> **Records for the exercise**
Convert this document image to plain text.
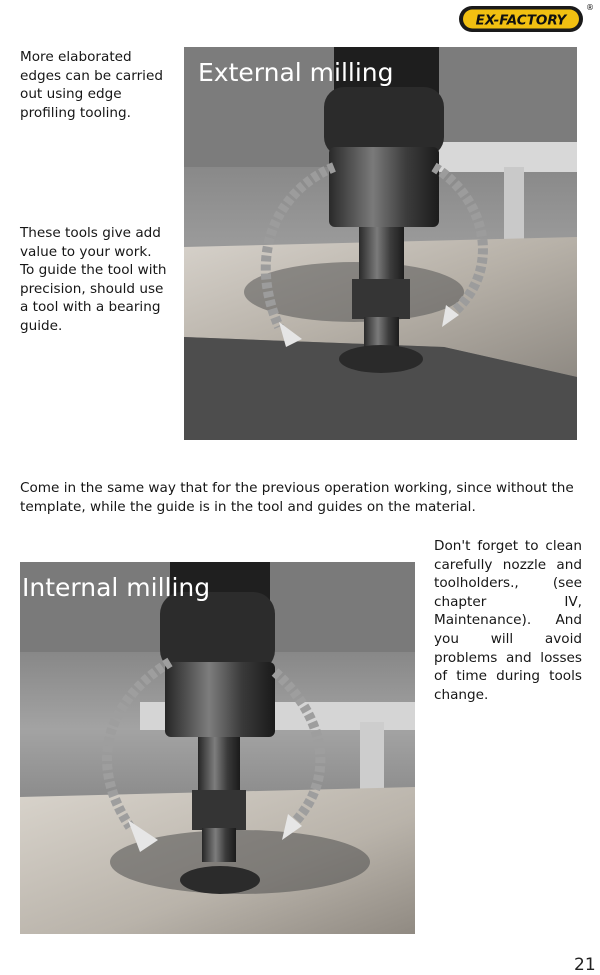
EX-FACTORY
®

More elaborated
edges can be carried
out using edge
profiling tooling.

These tools give add
value to your work.
To guide the tool with
precision, should use
a tool with a bearing
guide.

External milling

Come in the same way that for the previous operation working, since without the template, while the guide is in the tool and guides on the material.

Don't forget to clean carefully nozzle and toolholders., (see chapter IV, Maintenance). And you will avoid problems and losses of time during tools change.

Internal milling
21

> **What you should do**
Return each line from the material above exactly, but not the pictures.

> **Response to this task**
Convert this document image to plain text.
EX-FACTORY
®

More elaborated
edges can be carried
out using edge
profiling tooling.

These tools give add
value to your work.
To guide the tool with
precision, should use
a tool with a bearing
guide.

External milling

Come in the same way that for the previous operation working, since without the template, while the guide is in the tool and guides on the material.

Don't forget to clean carefully nozzle and toolholders., (see chapter IV, Maintenance). And you will avoid problems and losses of time during tools change.

Internal milling
21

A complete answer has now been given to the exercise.